> [Task directions] In the records below, tally every line containing "type". Report only the total.

> [Material]
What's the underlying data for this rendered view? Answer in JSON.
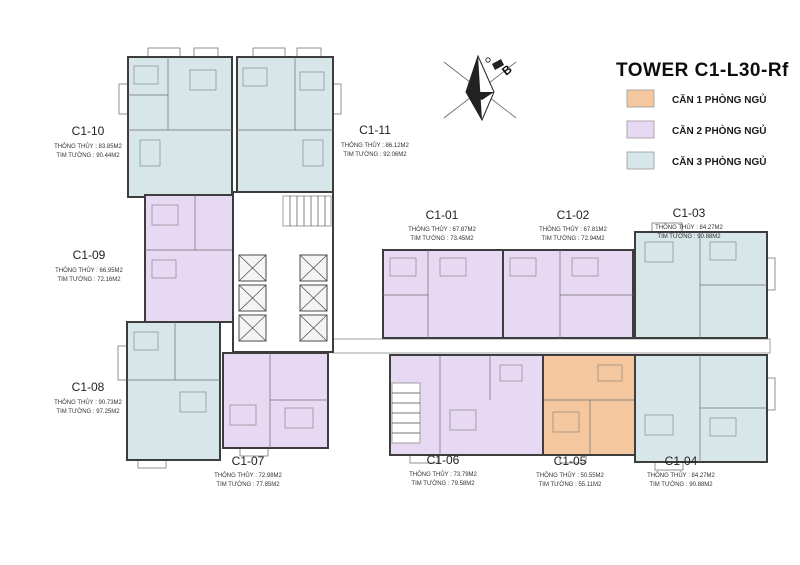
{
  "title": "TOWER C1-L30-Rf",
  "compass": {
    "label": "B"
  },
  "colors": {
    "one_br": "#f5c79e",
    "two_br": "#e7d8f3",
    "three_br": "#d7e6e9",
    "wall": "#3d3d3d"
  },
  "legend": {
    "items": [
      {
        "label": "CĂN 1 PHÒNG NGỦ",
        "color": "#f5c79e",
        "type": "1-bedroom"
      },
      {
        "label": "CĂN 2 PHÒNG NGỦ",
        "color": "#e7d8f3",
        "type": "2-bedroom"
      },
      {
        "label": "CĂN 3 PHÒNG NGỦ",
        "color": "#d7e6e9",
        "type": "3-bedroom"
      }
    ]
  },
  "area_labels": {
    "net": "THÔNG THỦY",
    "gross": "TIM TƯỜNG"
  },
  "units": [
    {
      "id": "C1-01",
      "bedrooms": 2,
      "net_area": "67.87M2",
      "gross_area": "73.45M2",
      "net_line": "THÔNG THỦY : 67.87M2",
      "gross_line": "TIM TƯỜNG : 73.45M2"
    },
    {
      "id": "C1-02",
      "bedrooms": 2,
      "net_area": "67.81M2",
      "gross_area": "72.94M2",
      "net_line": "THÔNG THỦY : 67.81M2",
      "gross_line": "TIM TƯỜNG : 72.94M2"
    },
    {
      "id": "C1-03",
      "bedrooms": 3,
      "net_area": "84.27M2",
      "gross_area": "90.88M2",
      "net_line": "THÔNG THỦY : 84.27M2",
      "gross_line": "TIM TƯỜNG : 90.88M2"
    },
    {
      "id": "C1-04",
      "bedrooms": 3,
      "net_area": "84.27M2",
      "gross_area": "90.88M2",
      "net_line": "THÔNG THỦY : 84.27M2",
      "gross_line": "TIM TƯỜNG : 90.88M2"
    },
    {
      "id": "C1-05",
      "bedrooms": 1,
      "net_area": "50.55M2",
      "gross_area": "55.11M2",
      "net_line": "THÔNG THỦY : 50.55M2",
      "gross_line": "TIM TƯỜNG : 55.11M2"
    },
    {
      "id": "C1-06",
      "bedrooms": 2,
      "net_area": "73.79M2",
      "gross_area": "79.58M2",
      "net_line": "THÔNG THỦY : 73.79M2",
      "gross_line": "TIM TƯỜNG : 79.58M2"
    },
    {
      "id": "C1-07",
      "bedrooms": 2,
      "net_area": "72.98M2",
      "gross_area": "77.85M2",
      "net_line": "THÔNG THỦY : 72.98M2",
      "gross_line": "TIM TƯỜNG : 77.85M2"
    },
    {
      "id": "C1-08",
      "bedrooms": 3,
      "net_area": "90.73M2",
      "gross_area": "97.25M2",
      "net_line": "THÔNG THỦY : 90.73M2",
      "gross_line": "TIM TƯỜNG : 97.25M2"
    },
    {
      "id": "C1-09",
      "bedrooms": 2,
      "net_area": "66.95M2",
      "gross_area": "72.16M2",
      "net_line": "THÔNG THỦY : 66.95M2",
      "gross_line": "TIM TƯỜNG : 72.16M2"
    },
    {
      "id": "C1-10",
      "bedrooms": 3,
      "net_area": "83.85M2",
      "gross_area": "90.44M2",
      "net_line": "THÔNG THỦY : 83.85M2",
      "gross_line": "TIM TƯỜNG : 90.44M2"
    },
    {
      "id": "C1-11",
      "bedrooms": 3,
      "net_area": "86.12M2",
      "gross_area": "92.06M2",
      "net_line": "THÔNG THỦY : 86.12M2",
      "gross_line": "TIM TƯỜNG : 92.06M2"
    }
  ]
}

> [Full solution] 3